#### Record set ####
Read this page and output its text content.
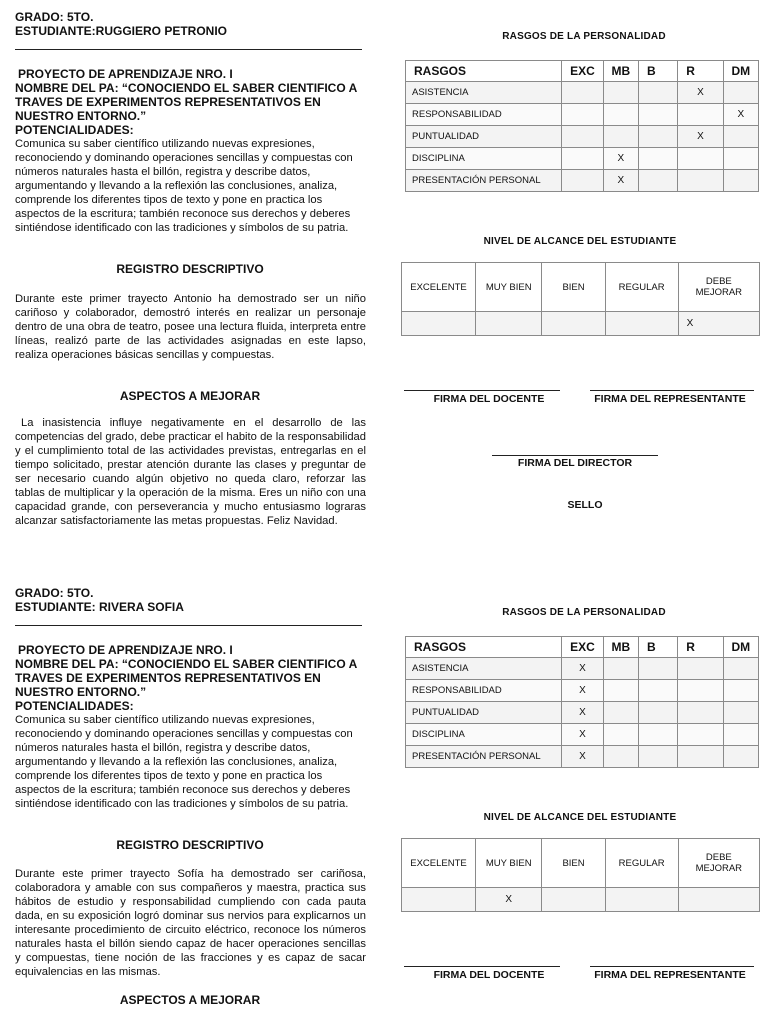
GRADO: 5TO.
ESTUDIANTE:RUGGIERO PETRONIO
PROYECTO DE APRENDIZAJE NRO. I
NOMBRE DEL PA: “CONOCIENDO EL SABER CIENTIFICO A TRAVES DE EXPERIMENTOS REPRESENTATIVOS EN NUESTRO ENTORNO.”
POTENCIALIDADES:
Comunica su saber científico utilizando nuevas expresiones, reconociendo y dominando operaciones sencillas y compuestas con números naturales hasta el billón, registra y describe datos, argumentando y llevando a la reflexión las conclusiones, analiza, comprende los diferentes tipos de texto y pone en practica los aspectos de la escritura; también reconoce sus derechos y deberes sintiéndose identificado con las tradiciones y símbolos de su patria.
REGISTRO DESCRIPTIVO
Durante este primer trayecto Antonio ha demostrado ser un niño cariñoso y colaborador, demostró interés en realizar un personaje dentro de una obra de teatro, posee una lectura fluida, interpreta entre líneas, realizó parte de las actividades asignadas en este lapso, realiza operaciones básicas sencillas y compuestas.
ASPECTOS A MEJORAR
La inasistencia influye negativamente en el desarrollo de las competencias del grado, debe practicar el habito de la responsabilidad y el cumplimiento total de las actividades previstas, entregarlas en el tiempo solicitado, prestar atención durante las clases y preguntar de ser necesario cuando algún objetivo no queda claro, reforzar las tablas de multiplicar y la operación de la misma. Eres un niño con una capacidad grande, con perseverancia y mucho entusiasmo lograras alcanzar satisfactoriamente las metas propuestas. Feliz Navidad.
RASGOS DE LA PERSONALIDAD
RASGOS	EXC	MB	B	R	DM
ASISTENCIA				X	
RESPONSABILIDAD					X
PUNTUALIDAD				X	
DISCIPLINA		X			
PRESENTACIÓN PERSONAL		X			
NIVEL DE ALCANCE DEL ESTUDIANTE
EXCELENTE	MUY BIEN	BIEN	REGULAR	DEBE MEJORAR
				X
FIRMA DEL DOCENTE	FIRMA DEL REPRESENTANTE
FIRMA DEL DIRECTOR
SELLO
GRADO: 5TO.
ESTUDIANTE: RIVERA SOFIA
PROYECTO DE APRENDIZAJE NRO. I
NOMBRE DEL PA: “CONOCIENDO EL SABER CIENTIFICO A TRAVES DE EXPERIMENTOS REPRESENTATIVOS EN NUESTRO ENTORNO.”
POTENCIALIDADES:
Comunica su saber científico utilizando nuevas expresiones, reconociendo y dominando operaciones sencillas y compuestas con números naturales hasta el billón, registra y describe datos, argumentando y llevando a la reflexión las conclusiones, analiza, comprende los diferentes tipos de texto y pone en practica los aspectos de la escritura; también reconoce sus derechos y deberes sintiéndose identificado con las tradiciones y símbolos de su patria.
REGISTRO DESCRIPTIVO
Durante este primer trayecto Sofía ha demostrado ser cariñosa, colaboradora y amable con sus compañeros y maestra, practica sus hábitos de estudio y responsabilidad cumpliendo con cada pauta dada, en su exposición logró dominar sus nervios para explicarnos un interesante procedimiento de circuito eléctrico, reconoce los números naturales hasta el billón siendo capaz de hacer operaciones sencillas y compuestas, tiene noción de las fracciones y es capaz de sacar equivalencias en las mismas.
ASPECTOS A MEJORAR
RASGOS DE LA PERSONALIDAD
RASGOS	EXC	MB	B	R	DM
ASISTENCIA	X				
RESPONSABILIDAD	X				
PUNTUALIDAD	X				
DISCIPLINA	X				
PRESENTACIÓN PERSONAL	X				
NIVEL DE ALCANCE DEL ESTUDIANTE
EXCELENTE	MUY BIEN	BIEN	REGULAR	DEBE MEJORAR
	X			
FIRMA DEL DOCENTE	FIRMA DEL REPRESENTANTE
####
Written exercise –
Images in the data above are to be skipped. Retype all other material exactly.

Response to this exercise –
Read this page and output its text content.
GRADO: 5TO.
ESTUDIANTE:RUGGIERO PETRONIO
PROYECTO DE APRENDIZAJE NRO. I
NOMBRE DEL PA: “CONOCIENDO EL SABER CIENTIFICO A TRAVES DE EXPERIMENTOS REPRESENTATIVOS EN NUESTRO ENTORNO.”
POTENCIALIDADES:
Comunica su saber científico utilizando nuevas expresiones, reconociendo y dominando operaciones sencillas y compuestas con números naturales hasta el billón, registra y describe datos, argumentando y llevando a la reflexión las conclusiones, analiza, comprende los diferentes tipos de texto y pone en practica los aspectos de la escritura; también reconoce sus derechos y deberes sintiéndose identificado con las tradiciones y símbolos de su patria.
REGISTRO DESCRIPTIVO
Durante este primer trayecto Antonio ha demostrado ser un niño cariñoso y colaborador, demostró interés en realizar un personaje dentro de una obra de teatro, posee una lectura fluida, interpreta entre líneas, realizó parte de las actividades asignadas en este lapso, realiza operaciones básicas sencillas y compuestas.
ASPECTOS A MEJORAR
La inasistencia influye negativamente en el desarrollo de las competencias del grado, debe practicar el habito de la responsabilidad y el cumplimiento total de las actividades previstas, entregarlas en el tiempo solicitado, prestar atención durante las clases y preguntar de ser necesario cuando algún objetivo no queda claro, reforzar las tablas de multiplicar y la operación de la misma. Eres un niño con una capacidad grande, con perseverancia y mucho entusiasmo lograras alcanzar satisfactoriamente las metas propuestas. Feliz Navidad.
RASGOS DE LA PERSONALIDAD
RASGOS	EXC	MB	B	R	DM
ASISTENCIA				X	
RESPONSABILIDAD					X
PUNTUALIDAD				X	
DISCIPLINA		X			
PRESENTACIÓN PERSONAL		X			
NIVEL DE ALCANCE DEL ESTUDIANTE
EXCELENTE	MUY BIEN	BIEN	REGULAR	DEBE MEJORAR
				X
FIRMA DEL DOCENTE	FIRMA DEL REPRESENTANTE
FIRMA DEL DIRECTOR
SELLO
GRADO: 5TO.
ESTUDIANTE: RIVERA SOFIA
PROYECTO DE APRENDIZAJE NRO. I
NOMBRE DEL PA: “CONOCIENDO EL SABER CIENTIFICO A TRAVES DE EXPERIMENTOS REPRESENTATIVOS EN NUESTRO ENTORNO.”
POTENCIALIDADES:
Comunica su saber científico utilizando nuevas expresiones, reconociendo y dominando operaciones sencillas y compuestas con números naturales hasta el billón, registra y describe datos, argumentando y llevando a la reflexión las conclusiones, analiza, comprende los diferentes tipos de texto y pone en practica los aspectos de la escritura; también reconoce sus derechos y deberes sintiéndose identificado con las tradiciones y símbolos de su patria.
REGISTRO DESCRIPTIVO
Durante este primer trayecto Sofía ha demostrado ser cariñosa, colaboradora y amable con sus compañeros y maestra, practica sus hábitos de estudio y responsabilidad cumpliendo con cada pauta dada, en su exposición logró dominar sus nervios para explicarnos un interesante procedimiento de circuito eléctrico, reconoce los números naturales hasta el billón siendo capaz de hacer operaciones sencillas y compuestas, tiene noción de las fracciones y es capaz de sacar equivalencias en las mismas.
ASPECTOS A MEJORAR
RASGOS DE LA PERSONALIDAD
RASGOS	EXC	MB	B	R	DM
ASISTENCIA	X				
RESPONSABILIDAD	X				
PUNTUALIDAD	X				
DISCIPLINA	X				
PRESENTACIÓN PERSONAL	X				
NIVEL DE ALCANCE DEL ESTUDIANTE
EXCELENTE	MUY BIEN	BIEN	REGULAR	DEBE MEJORAR
	X			
FIRMA DEL DOCENTE	FIRMA DEL REPRESENTANTE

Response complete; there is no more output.